§ **VORLIEGENDER TEXT**
'''

Wildeshausen - „Wir müssen da was tun“, sagte Gerd Laing vor der Widukindhalle. Der Lehrer der Berufsbildenden Schulen in Wildeshausen sprach auf dem Schulhof und damit vor der Halle zwei Flüchtlinge an und fragte sie auf Englisch, ob sie Interesse hätten, in seinen Unterricht zu kommen und von ihrem Schicksal zu erzählen. Die beiden Männer stimmten spontan zu und folgten Gerd Laing in die Schule.
„Im Kollegium wird überlegt, wie wir uns engagieren können, wo doch 100 Flüchtlinge in der Sporthalle und damit direkt auf unserem Schulgelände wohnen“, sagte Direktor Gerhard Albers am Montag, dem ersten Unterrichtstag nach den Ferien. In diesem Schuljahr würden 50 Flüchtlinge aus dem Landkreis an den BBS unterrichtet.
Die BBS arbeiteten auch an einem Konzept für den Sportunterricht; denn die Halle werde auf absehbare Zeit nicht zur Verfügung stehen. In dieser Woche falle der Sportunterricht, der in der Halle stattfinden sollte, aus. Hier und da werde Sporttheorie unterrichtet. Die BBS prüften, ob weitere Kooperationen mit Fitness-Centern arrangiert werden können oder andernorts Hallenzeiten frei sind.

'''

§ **AUSZUG DATENSÄTZE**

'''

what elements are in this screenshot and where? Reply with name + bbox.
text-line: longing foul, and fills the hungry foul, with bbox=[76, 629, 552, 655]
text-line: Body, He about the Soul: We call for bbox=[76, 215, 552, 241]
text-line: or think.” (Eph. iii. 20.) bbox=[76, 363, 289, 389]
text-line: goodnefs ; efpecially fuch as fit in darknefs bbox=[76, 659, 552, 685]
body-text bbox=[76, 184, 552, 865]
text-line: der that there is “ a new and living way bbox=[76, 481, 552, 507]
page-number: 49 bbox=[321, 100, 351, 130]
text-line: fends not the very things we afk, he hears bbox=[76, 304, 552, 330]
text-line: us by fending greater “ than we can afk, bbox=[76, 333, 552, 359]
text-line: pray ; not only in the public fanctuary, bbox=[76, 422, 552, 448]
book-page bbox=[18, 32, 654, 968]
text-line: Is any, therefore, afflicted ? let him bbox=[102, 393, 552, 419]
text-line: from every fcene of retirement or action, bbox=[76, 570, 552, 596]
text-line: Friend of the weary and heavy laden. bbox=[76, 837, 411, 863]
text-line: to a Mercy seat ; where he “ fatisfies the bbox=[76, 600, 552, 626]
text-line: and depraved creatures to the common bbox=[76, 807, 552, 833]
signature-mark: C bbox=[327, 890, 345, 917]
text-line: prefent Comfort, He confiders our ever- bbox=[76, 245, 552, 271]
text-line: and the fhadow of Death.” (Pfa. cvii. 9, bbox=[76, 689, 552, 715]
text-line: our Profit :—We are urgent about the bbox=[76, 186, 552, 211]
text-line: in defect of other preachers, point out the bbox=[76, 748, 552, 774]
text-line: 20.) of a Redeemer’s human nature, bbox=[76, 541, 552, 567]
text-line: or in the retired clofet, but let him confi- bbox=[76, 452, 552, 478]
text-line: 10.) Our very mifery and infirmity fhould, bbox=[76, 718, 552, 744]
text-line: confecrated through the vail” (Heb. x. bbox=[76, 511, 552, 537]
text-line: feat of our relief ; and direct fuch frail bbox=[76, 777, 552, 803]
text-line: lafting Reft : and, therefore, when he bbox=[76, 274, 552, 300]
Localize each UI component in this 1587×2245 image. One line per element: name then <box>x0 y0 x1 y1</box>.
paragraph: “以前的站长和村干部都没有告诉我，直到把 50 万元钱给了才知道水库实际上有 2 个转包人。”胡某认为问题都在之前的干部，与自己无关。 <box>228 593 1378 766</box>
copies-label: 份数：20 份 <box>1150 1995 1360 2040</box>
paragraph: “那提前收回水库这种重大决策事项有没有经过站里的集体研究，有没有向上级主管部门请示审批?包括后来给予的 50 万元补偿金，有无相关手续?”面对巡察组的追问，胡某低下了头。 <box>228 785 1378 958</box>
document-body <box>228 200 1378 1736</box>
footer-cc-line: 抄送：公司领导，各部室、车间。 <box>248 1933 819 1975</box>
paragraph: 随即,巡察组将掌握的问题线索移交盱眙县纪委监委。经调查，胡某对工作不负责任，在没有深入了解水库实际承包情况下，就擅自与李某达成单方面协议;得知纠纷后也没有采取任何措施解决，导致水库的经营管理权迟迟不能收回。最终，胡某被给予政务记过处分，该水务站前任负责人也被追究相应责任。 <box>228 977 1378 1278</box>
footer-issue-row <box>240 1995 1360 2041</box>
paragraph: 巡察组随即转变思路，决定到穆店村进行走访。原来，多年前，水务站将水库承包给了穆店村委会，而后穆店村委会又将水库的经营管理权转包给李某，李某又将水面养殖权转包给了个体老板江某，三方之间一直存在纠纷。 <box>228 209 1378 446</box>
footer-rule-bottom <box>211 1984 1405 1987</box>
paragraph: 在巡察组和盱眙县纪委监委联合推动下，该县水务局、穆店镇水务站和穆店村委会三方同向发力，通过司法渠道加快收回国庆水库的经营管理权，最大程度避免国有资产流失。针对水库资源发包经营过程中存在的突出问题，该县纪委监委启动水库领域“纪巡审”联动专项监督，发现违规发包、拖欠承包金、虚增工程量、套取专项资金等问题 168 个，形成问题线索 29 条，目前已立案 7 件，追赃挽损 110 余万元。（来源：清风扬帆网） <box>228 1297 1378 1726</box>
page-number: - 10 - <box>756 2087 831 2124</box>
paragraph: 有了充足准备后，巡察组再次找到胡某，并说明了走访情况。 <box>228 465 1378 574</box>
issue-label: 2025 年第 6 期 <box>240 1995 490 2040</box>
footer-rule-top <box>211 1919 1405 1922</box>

'''

Schreibe den Text über die Flüchtlinge an den Berufsbildenden Schulen in Wildeshausen im Anschluss an seinen letzten Satz weiter. Die Datensätze stehen in keinem Zusammenhang mit dem Text.

Auch die Hauptschule und das Gymnasium müssen sich Alternativen überlegen, da ihre Halle an der Humboldt-straße ebenfalls als Flüchtlingsquartier gebraucht wird. „Wenn möglich, gehen wir mit den Schülern nach draußen“, sagte Hauptschulrektorin Dorit Hielscher. „Bewegung und Austoben ist für unsere Schüler wichtig.“ Aber auch drinnen werde nach Möglichkeiten gesucht. Die AG-Zeiten in der Sporthalle an der Realschule gebe es weiterhin.
Das benachbarte Gymnasium kann bereits von diesem Dienstag an wieder den Musiktrakt komplett nutzen. Die Registrierung und die medizinische Untersuchung wurden in zwei Klassenräume des T-Trakts an der Sporthalle verlegt. Bislang waren dort die Kleiderkammer und ein Lager untergebracht. Dieses Material wandert nun in zwei Container. Die beiden achten Klassen, die normalerweise im T-Trakt unterrichtet werden, sind im Hauptgebäude untergekommen, berichtete der stellvertretende Direktor Karsten Sudholz. Die beiden Computerräume im T-Takt würden weiter genutzt. Dadurch komme es zu Begegnungen zwischen Schülern und Flüchtlingen. „Das ist überhaupt kein Problem. Das funktioniert gut“, so Sudholz. Für die Schüler gebe es auch trotz des Essenszeltes neben der Sporthalle noch ausreichend Fläche für die Pausen. Auf dem Hartplatz würden Schüler und Flüchtlinge Fußball spielen.
An diesem Dienstag in der Dienstbesprechung des Gymnasiums wollen die Lehrer darüber sprechen, was die Schule für die Flüchtlinge tun kann. Auch der neue Schulelternrat will sich nach Auskunft von Karsten Sudholz einbringen.